[BEGIN]

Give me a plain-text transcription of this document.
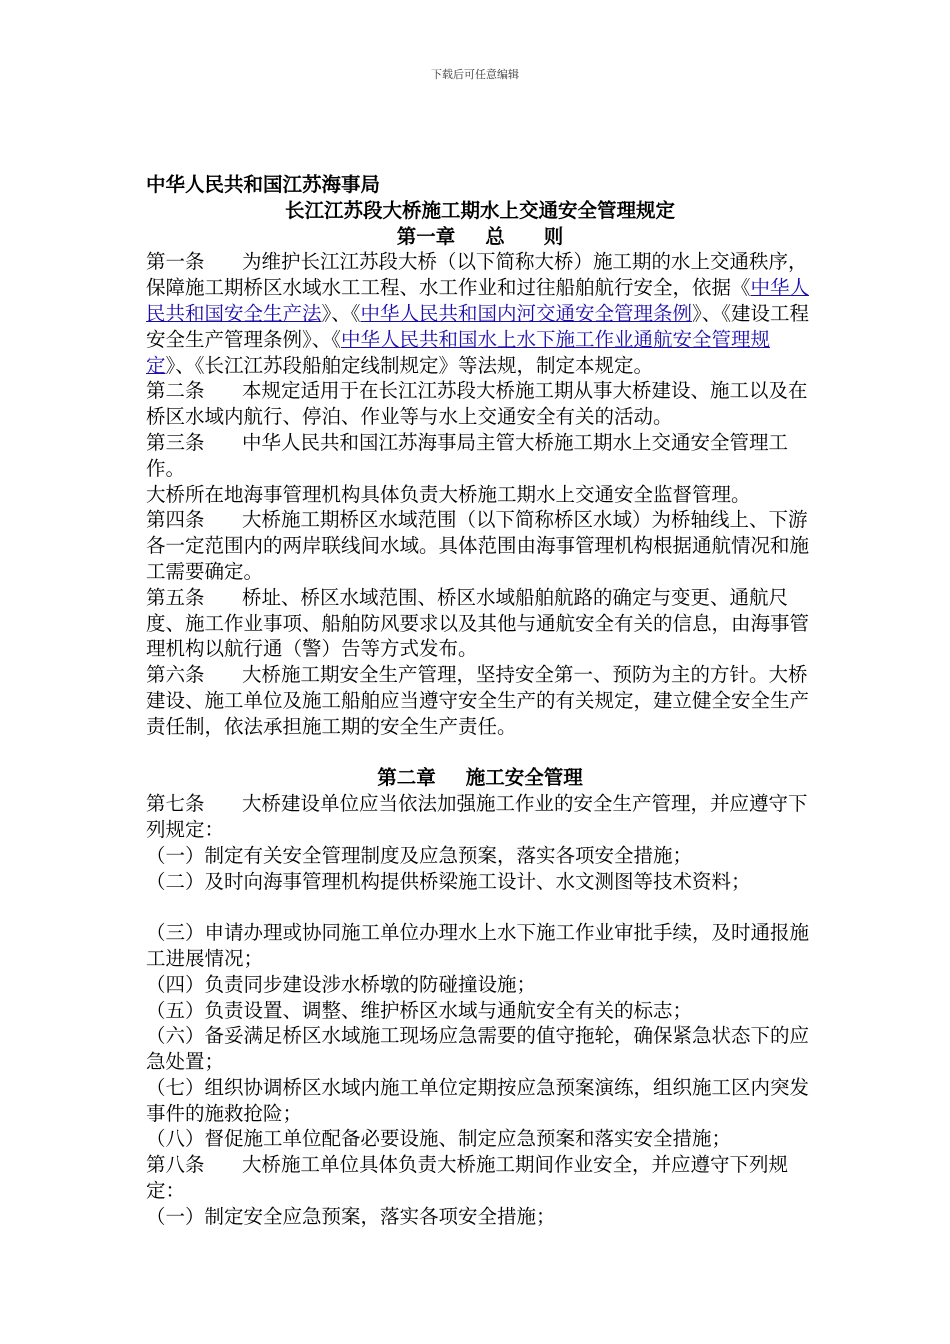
下载后可任意编辑
中华人民共和国江苏海事局
长江江苏段大桥施工期水上交通安全管理规定
第一章 总　　则

第一条 为维护长江江苏段大桥（以下简称大桥）施工期的水上交通秩序，保障施工期桥区水域水工工程、水工作业和过往船舶航行安全，依据《中华人民共和国安全生产法》、《中华人民共和国内河交通安全管理条例》、《建设工程安全生产管理条例》、《中华人民共和国水上水下施工作业通航安全管理规定》、《长江江苏段船舶定线制规定》等法规，制定本规定。

第二条 本规定适用于在长江江苏段大桥施工期从事大桥建设、施工以及在桥区水域内航行、停泊、作业等与水上交通安全有关的活动。

第三条 中华人民共和国江苏海事局主管大桥施工期水上交通安全管理工作。

大桥所在地海事管理机构具体负责大桥施工期水上交通安全监督管理。

第四条 大桥施工期桥区水域范围（以下简称桥区水域）为桥轴线上、下游各一定范围内的两岸联线间水域。具体范围由海事管理机构根据通航情况和施工需要确定。

第五条 桥址、桥区水域范围、桥区水域船舶航路的确定与变更、通航尺度、施工作业事项、船舶防风要求以及其他与通航安全有关的信息，由海事管理机构以航行通（警）告等方式发布。

第六条 大桥施工期安全生产管理，坚持安全第一、预防为主的方针。大桥建设、施工单位及施工船舶应当遵守安全生产的有关规定，建立健全安全生产责任制，依法承担施工期的安全生产责任。

第二章 施工安全管理

第七条 大桥建设单位应当依法加强施工作业的安全生产管理，并应遵守下列规定：

（一）制定有关安全管理制度及应急预案，落实各项安全措施；

（二）及时向海事管理机构提供桥梁施工设计、水文测图等技术资料；

（三）申请办理或协同施工单位办理水上水下施工作业审批手续，及时通报施工进展情况；

（四）负责同步建设涉水桥墩的防碰撞设施；

（五）负责设置、调整、维护桥区水域与通航安全有关的标志；

（六）备妥满足桥区水域施工现场应急需要的值守拖轮，确保紧急状态下的应急处置；

（七）组织协调桥区水域内施工单位定期按应急预案演练，组织施工区内突发事件的施救抢险；

（八）督促施工单位配备必要设施、制定应急预案和落实安全措施；

第八条 大桥施工单位具体负责大桥施工期间作业安全，并应遵守下列规定：

（一）制定安全应急预案，落实各项安全措施；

[END]

# DIRECTIVE
Keep the pictures out of the copy and return the rest of the data above exactly.

# RESULT
Give me a plain-text transcription of this document.
下载后可任意编辑
中华人民共和国江苏海事局
长江江苏段大桥施工期水上交通安全管理规定
第一章 总　　则

第一条 为维护长江江苏段大桥（以下简称大桥）施工期的水上交通秩序，保障施工期桥区水域水工工程、水工作业和过往船舶航行安全，依据《中华人民共和国安全生产法》、《中华人民共和国内河交通安全管理条例》、《建设工程安全生产管理条例》、《中华人民共和国水上水下施工作业通航安全管理规定》、《长江江苏段船舶定线制规定》等法规，制定本规定。

第二条 本规定适用于在长江江苏段大桥施工期从事大桥建设、施工以及在桥区水域内航行、停泊、作业等与水上交通安全有关的活动。

第三条 中华人民共和国江苏海事局主管大桥施工期水上交通安全管理工作。

大桥所在地海事管理机构具体负责大桥施工期水上交通安全监督管理。

第四条 大桥施工期桥区水域范围（以下简称桥区水域）为桥轴线上、下游各一定范围内的两岸联线间水域。具体范围由海事管理机构根据通航情况和施工需要确定。

第五条 桥址、桥区水域范围、桥区水域船舶航路的确定与变更、通航尺度、施工作业事项、船舶防风要求以及其他与通航安全有关的信息，由海事管理机构以航行通（警）告等方式发布。

第六条 大桥施工期安全生产管理，坚持安全第一、预防为主的方针。大桥建设、施工单位及施工船舶应当遵守安全生产的有关规定，建立健全安全生产责任制，依法承担施工期的安全生产责任。

第二章 施工安全管理

第七条 大桥建设单位应当依法加强施工作业的安全生产管理，并应遵守下列规定：

（一）制定有关安全管理制度及应急预案，落实各项安全措施；

（二）及时向海事管理机构提供桥梁施工设计、水文测图等技术资料；

（三）申请办理或协同施工单位办理水上水下施工作业审批手续，及时通报施工进展情况；

（四）负责同步建设涉水桥墩的防碰撞设施；

（五）负责设置、调整、维护桥区水域与通航安全有关的标志；

（六）备妥满足桥区水域施工现场应急需要的值守拖轮，确保紧急状态下的应急处置；

（七）组织协调桥区水域内施工单位定期按应急预案演练，组织施工区内突发事件的施救抢险；

（八）督促施工单位配备必要设施、制定应急预案和落实安全措施；

第八条 大桥施工单位具体负责大桥施工期间作业安全，并应遵守下列规定：

（一）制定安全应急预案，落实各项安全措施；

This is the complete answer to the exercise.